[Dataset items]
##########

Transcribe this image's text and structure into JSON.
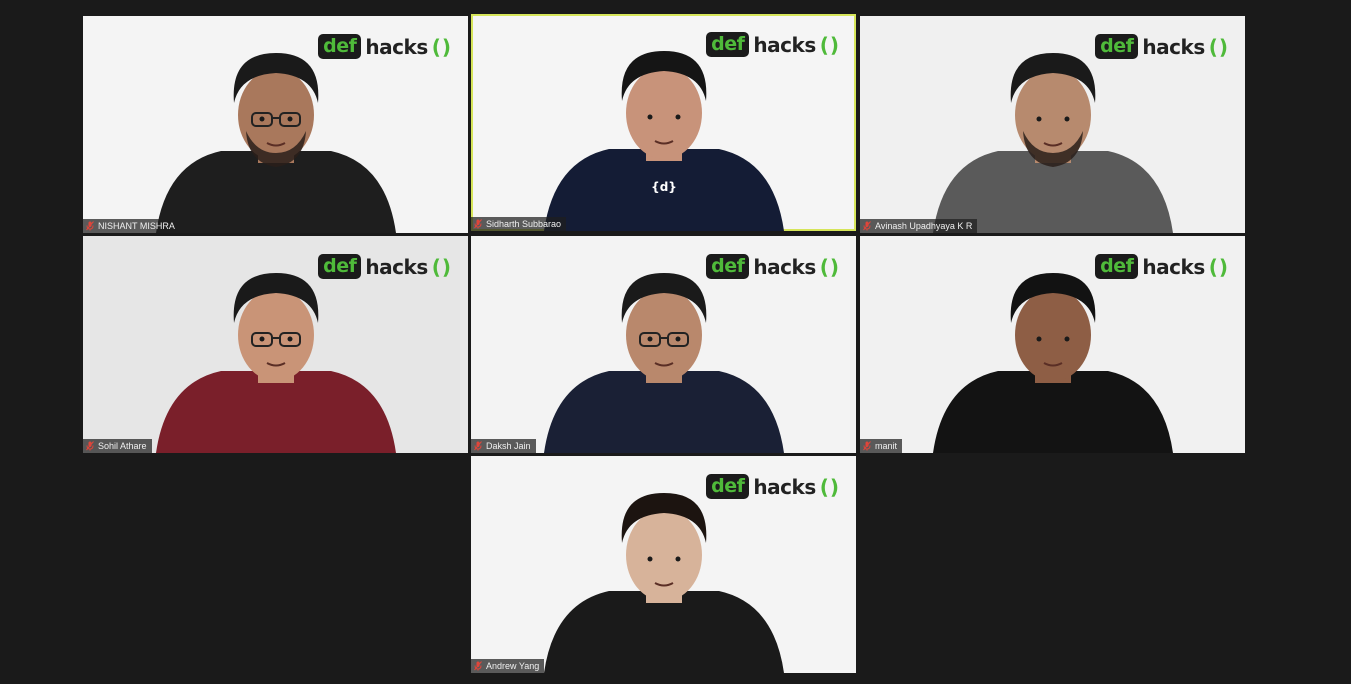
{
  "tiles": [
    {
      "id": "t1",
      "name": "NISHANT MISHRA",
      "bg": "#f4f4f4",
      "shirt": "#1e1e1e",
      "skin": "#a9785c",
      "hair": "#1a1a1a",
      "glasses": true,
      "beard": true,
      "active": false
    },
    {
      "id": "t2",
      "name": "Sidharth Subbarao",
      "bg": "#f5f5f5",
      "shirt": "#141c35",
      "skin": "#c8937a",
      "hair": "#151515",
      "glasses": false,
      "beard": false,
      "active": true,
      "shirt_logo": "{d}"
    },
    {
      "id": "t3",
      "name": "Avinash Upadhyaya K R",
      "bg": "#f0f0f0",
      "shirt": "#5a5a5a",
      "skin": "#b78a6e",
      "hair": "#1a1a1a",
      "glasses": false,
      "beard": true,
      "active": false
    },
    {
      "id": "t4",
      "name": "Sohil Athare",
      "bg": "#e6e6e6",
      "shirt": "#7a1f2a",
      "skin": "#c99477",
      "hair": "#1a1a1a",
      "glasses": true,
      "beard": false,
      "active": false
    },
    {
      "id": "t5",
      "name": "Daksh Jain",
      "bg": "#f3f3f3",
      "shirt": "#1a2035",
      "skin": "#b9886c",
      "hair": "#1a1a1a",
      "glasses": true,
      "beard": false,
      "active": false
    },
    {
      "id": "t6",
      "name": "manit",
      "bg": "#f1f1f1",
      "shirt": "#131313",
      "skin": "#8e5e45",
      "hair": "#121212",
      "glasses": false,
      "beard": false,
      "active": false
    },
    {
      "id": "t7",
      "name": "Andrew Yang",
      "bg": "#f4f4f4",
      "shirt": "#1a1a1a",
      "skin": "#d7b39a",
      "hair": "#1c1410",
      "glasses": false,
      "beard": false,
      "active": false
    }
  ],
  "logo": {
    "def": "def",
    "hacks": "hacks",
    "paren": "()"
  },
  "colors": {
    "accent_green": "#4fba3a",
    "active_border": "#d6e55a",
    "mic_muted": "#e0453a"
  }
}
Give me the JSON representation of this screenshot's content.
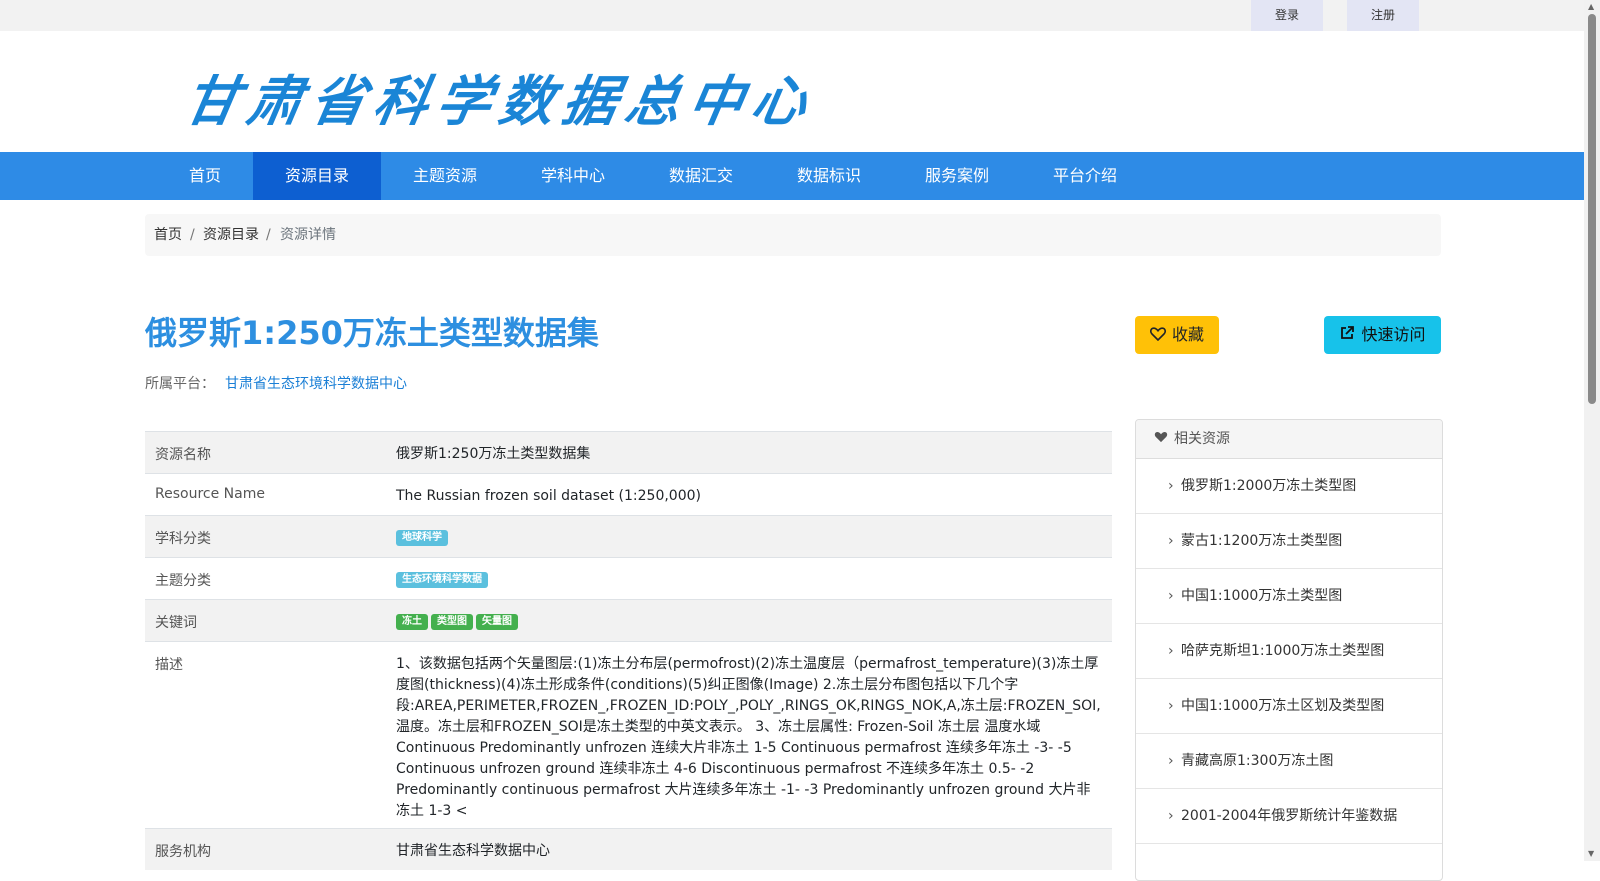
{
  "topbar": {
    "login": "登录",
    "register": "注册"
  },
  "logo": {
    "text": "甘肃省科学数据总中心",
    "color": "#1a85d6"
  },
  "nav": {
    "items": [
      {
        "label": "首页"
      },
      {
        "label": "资源目录",
        "active": true
      },
      {
        "label": "主题资源"
      },
      {
        "label": "学科中心"
      },
      {
        "label": "数据汇交"
      },
      {
        "label": "数据标识"
      },
      {
        "label": "服务案例"
      },
      {
        "label": "平台介绍"
      }
    ]
  },
  "breadcrumb": {
    "home": "首页",
    "catalog": "资源目录",
    "current": "资源详情",
    "sep": "/"
  },
  "title": "俄罗斯1:250万冻土类型数据集",
  "platform": {
    "label": "所属平台：",
    "name": "甘肃省生态环境科学数据中心"
  },
  "buttons": {
    "favorite": "收藏",
    "quick_visit": "快速访问"
  },
  "detail": {
    "resource_name": {
      "key": "资源名称",
      "value": "俄罗斯1:250万冻土类型数据集"
    },
    "resource_name_en": {
      "key": "Resource Name",
      "value": "The Russian frozen soil dataset (1:250,000)"
    },
    "discipline": {
      "key": "学科分类",
      "tags": [
        "地球科学"
      ]
    },
    "theme": {
      "key": "主题分类",
      "tags": [
        "生态环境科学数据"
      ]
    },
    "keywords": {
      "key": "关键词",
      "tags": [
        "冻土",
        "类型图",
        "矢量图"
      ]
    },
    "description": {
      "key": "描述",
      "value": "1、该数据包括两个矢量图层:(1)冻土分布层(permofrost)(2)冻土温度层（permafrost_temperature)(3)冻土厚度图(thickness)(4)冻土形成条件(conditions)(5)纠正图像(Image) 2.冻土层分布图包括以下几个字段:AREA,PERIMETER,FROZEN_,FROZEN_ID:POLY_,POLY_,RINGS_OK,RINGS_NOK,A,冻土层:FROZEN_SOI,温度。冻土层和FROZEN_SOI是冻土类型的中英文表示。 3、冻土层属性: Frozen-Soil 冻土层 温度水域 Continuous Predominantly unfrozen 连续大片非冻土 1-5 Continuous permafrost 连续多年冻土 -3- -5 Continuous unfrozen ground 连续非冻土 4-6 Discontinuous permafrost 不连续多年冻土 0.5- -2 Predominantly continuous permafrost 大片连续多年冻土 -1- -3 Predominantly unfrozen ground 大片非冻土 1-3 <"
    },
    "org": {
      "key": "服务机构",
      "value": "甘肃省生态科学数据中心"
    }
  },
  "related": {
    "title": "相关资源",
    "items": [
      "俄罗斯1:2000万冻土类型图",
      "蒙古1:1200万冻土类型图",
      "中国1:1000万冻土类型图",
      "哈萨克斯坦1:1000万冻土类型图",
      "中国1:1000万冻土区划及类型图",
      "青藏高原1:300万冻土图",
      "2001-2004年俄罗斯统计年鉴数据"
    ]
  }
}
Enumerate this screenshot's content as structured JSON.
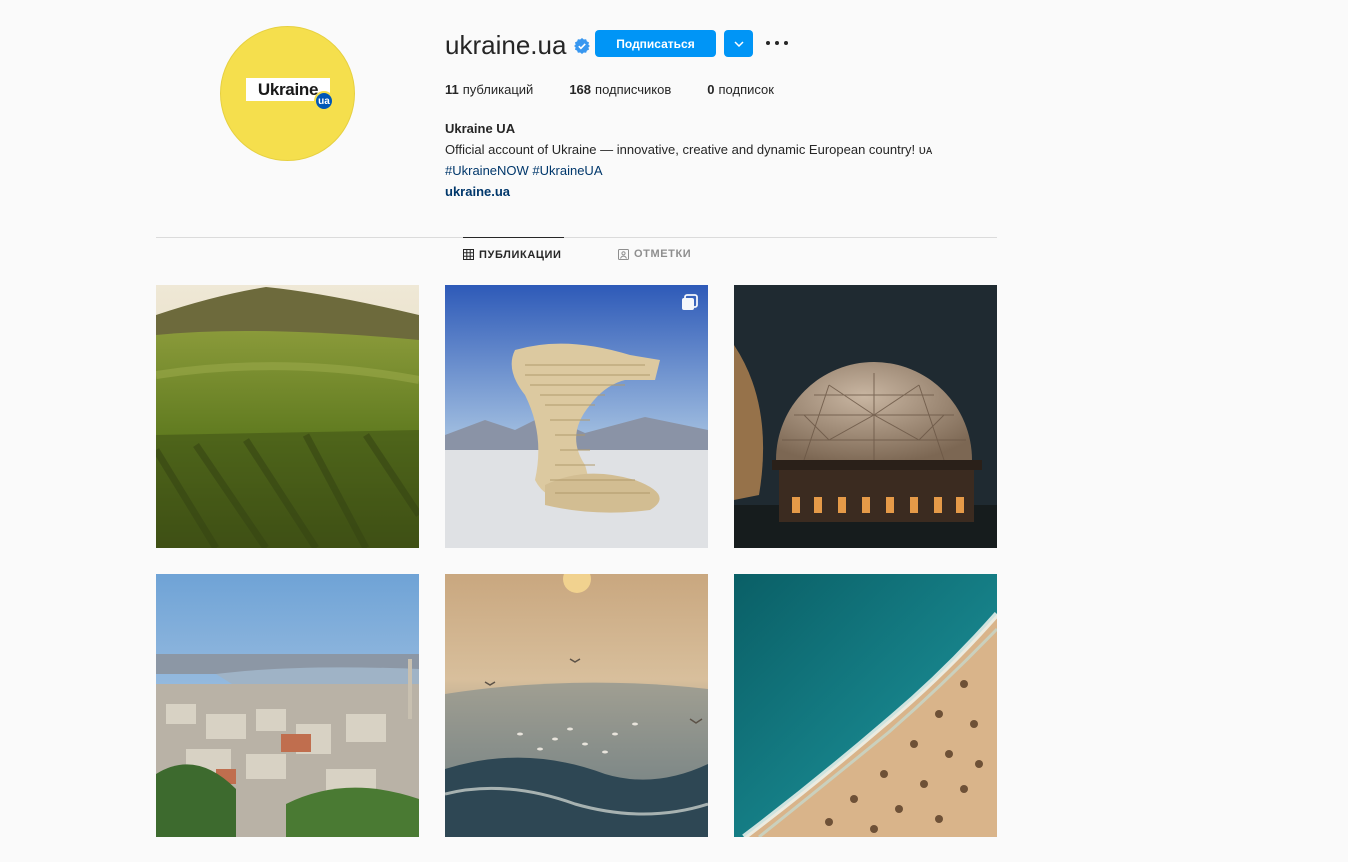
{
  "profile": {
    "username": "ukraine.ua",
    "avatar_text": "Ukraine",
    "avatar_badge": "ua",
    "follow_label": "Подписаться",
    "stats": {
      "posts_count": "11",
      "posts_label": "публикаций",
      "followers_count": "168",
      "followers_label": "подписчиков",
      "following_count": "0",
      "following_label": "подписок"
    },
    "bio": {
      "name": "Ukraine UA",
      "description": "Official account of Ukraine — innovative, creative and dynamic European country! ᴜᴀ",
      "hashtags": "#UkraineNOW #UkraineUA",
      "website": "ukraine.ua"
    }
  },
  "tabs": [
    {
      "label": "ПУБЛИКАЦИИ",
      "icon": "grid-icon",
      "active": true
    },
    {
      "label": "ОТМЕТКИ",
      "icon": "tagged-icon",
      "active": false
    }
  ],
  "posts": [
    {
      "subject": "vineyard-hills",
      "multi": false
    },
    {
      "subject": "wooden-hand-sculpture",
      "multi": true
    },
    {
      "subject": "observatory-dome-night",
      "multi": false
    },
    {
      "subject": "kyiv-cityscape",
      "multi": false
    },
    {
      "subject": "sea-sunset-gulls",
      "multi": false
    },
    {
      "subject": "beach-aerial",
      "multi": false
    }
  ],
  "colors": {
    "accent": "#0095f6",
    "verified": "#3897f0",
    "link": "#00376b",
    "avatar_bg": "#f5df4d"
  }
}
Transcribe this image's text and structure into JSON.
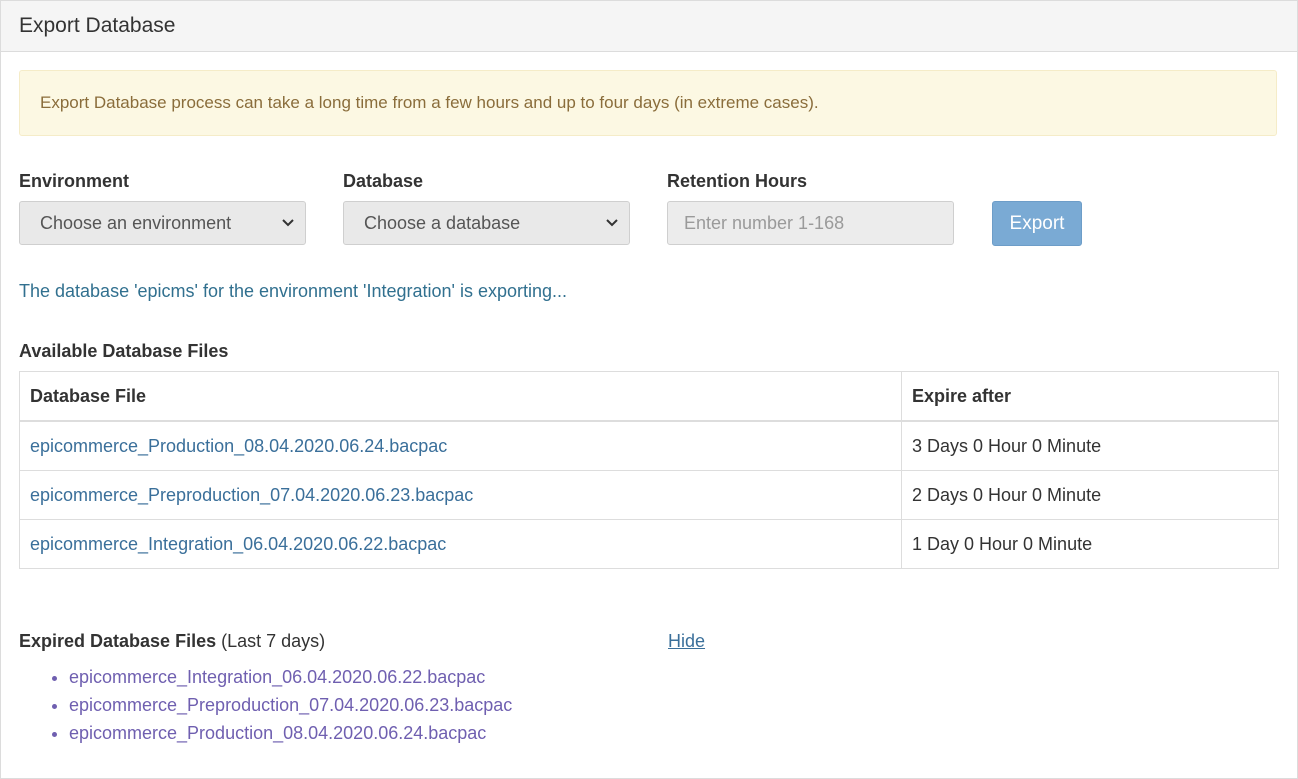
{
  "header": {
    "title": "Export Database"
  },
  "alert": {
    "text": "Export Database process can take a long time from a few hours and up to four days (in extreme cases)."
  },
  "form": {
    "environment_label": "Environment",
    "environment_value": "Choose an environment",
    "database_label": "Database",
    "database_value": "Choose a database",
    "retention_label": "Retention Hours",
    "retention_placeholder": "Enter number 1-168",
    "export_label": "Export"
  },
  "status": {
    "text": "The database 'epicms' for the environment 'Integration' is exporting..."
  },
  "available": {
    "title": "Available Database Files",
    "columns": [
      "Database File",
      "Expire after"
    ],
    "rows": [
      {
        "file": "epicommerce_Production_08.04.2020.06.24.bacpac",
        "expire": "3 Days 0 Hour 0 Minute"
      },
      {
        "file": "epicommerce_Preproduction_07.04.2020.06.23.bacpac",
        "expire": "2 Days 0 Hour 0 Minute"
      },
      {
        "file": "epicommerce_Integration_06.04.2020.06.22.bacpac",
        "expire": "1 Day 0 Hour 0 Minute"
      }
    ]
  },
  "expired": {
    "title": "Expired Database Files",
    "subtitle": "(Last 7 days)",
    "hide_label": "Hide",
    "items": [
      "epicommerce_Integration_06.04.2020.06.22.bacpac",
      "epicommerce_Preproduction_07.04.2020.06.23.bacpac",
      "epicommerce_Production_08.04.2020.06.24.bacpac"
    ]
  },
  "colors": {
    "alert_bg": "#fcf8e3",
    "alert_text": "#8a6d3b",
    "link": "#3a6f9a",
    "visited_link": "#6f5fb0",
    "export_button": "#7aaad4"
  },
  "icons": {
    "select_caret": "chevron-down-icon"
  }
}
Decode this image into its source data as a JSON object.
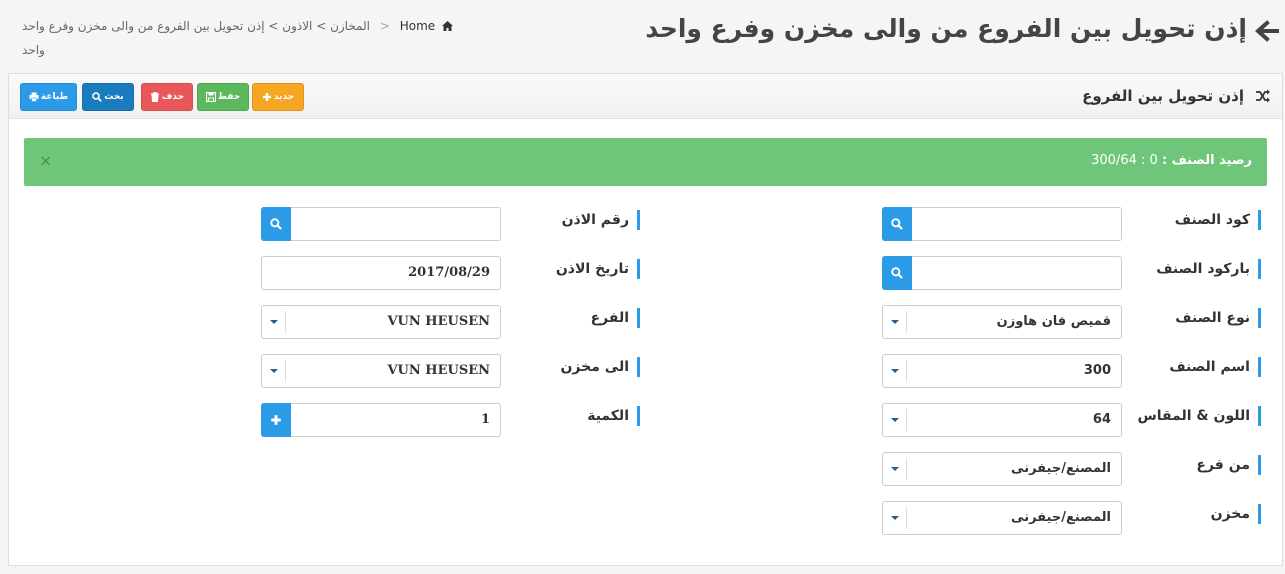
{
  "header": {
    "title": "إذن تحويل بين الفروع من والى مخزن وفرع واحد",
    "breadcrumb": {
      "home": "Home",
      "path": "المخازن > الاذون > إذن تحويل بين الفروع من والى مخزن وفرع واحد",
      "sub": "واحد"
    }
  },
  "panel": {
    "title": "إذن تحويل بين الفروع",
    "toolbar": {
      "new_label": "جديد",
      "save_label": "حفظ",
      "delete_label": "حذف",
      "search_label": "بحث",
      "print_label": "طباعة"
    }
  },
  "alert": {
    "label": "رصيد الصنف :",
    "value": "300/64 : 0",
    "close": "×"
  },
  "form": {
    "item_code": {
      "label": "كود الصنف",
      "value": ""
    },
    "item_barcode": {
      "label": "باركود الصنف",
      "value": ""
    },
    "item_type": {
      "label": "نوع الصنف",
      "value": "قميص فان هاوزن"
    },
    "item_name": {
      "label": "اسم الصنف",
      "value": "300"
    },
    "color_size": {
      "label": "اللون & المقاس",
      "value": "64"
    },
    "from_branch": {
      "label": "من فرع",
      "value": "المصنع/جيفرنى"
    },
    "store": {
      "label": "مخزن",
      "value": "المصنع/جيفرنى"
    },
    "permit_number": {
      "label": "رقم الاذن",
      "value": ""
    },
    "permit_date": {
      "label": "تاريخ الاذن",
      "value": "2017/08/29"
    },
    "branch": {
      "label": "الفرع",
      "value": "VUN HEUSEN"
    },
    "to_store": {
      "label": "الى مخزن",
      "value": "VUN HEUSEN"
    },
    "quantity": {
      "label": "الكمية",
      "value": "1"
    }
  },
  "colors": {
    "primary": "#2b9be8",
    "success": "#6fc67a",
    "warning": "#f5a623",
    "save": "#5cb85c",
    "danger": "#e8585a",
    "search": "#1a7bbf"
  },
  "icons": [
    "back-arrow-icon",
    "home-icon",
    "shuffle-icon",
    "plus-icon",
    "save-icon",
    "trash-icon",
    "search-icon",
    "print-icon",
    "close-icon",
    "chevron-down-icon"
  ]
}
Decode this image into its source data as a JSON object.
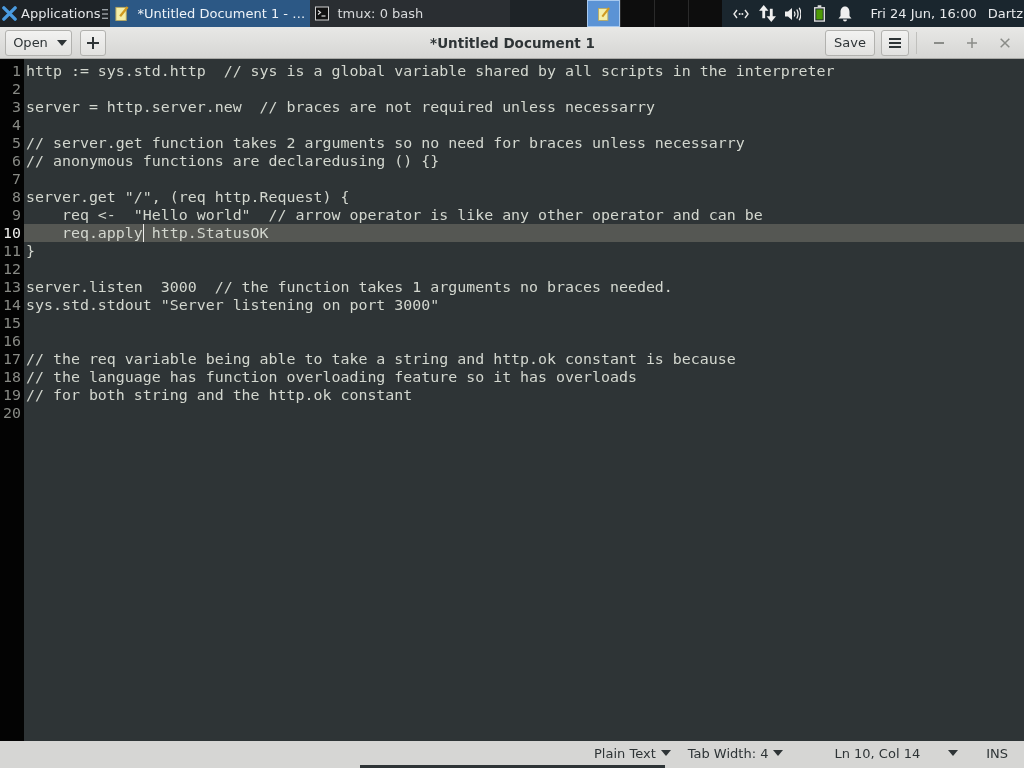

##########

> Requirements: Extract every line containing the string "bacpac" from the material.

> Problem solution:
        "file": "epicommerce_Production_08.04.2020.06.24.bacpac",
        "file": "epicommerce_Preproduction_07.04.2020.06.23.bacpac",
        "file": "epicommerce_Integration_06.04.2020.06.22.bacpac",
      "epicommerce_Integration_06.04.2020.06.22.bacpac",
      "epicommerce_Preproduction_07.04.2020.06.23.bacpac",
      "epicommerce_Production_08.04.2020.06.24.bacpac"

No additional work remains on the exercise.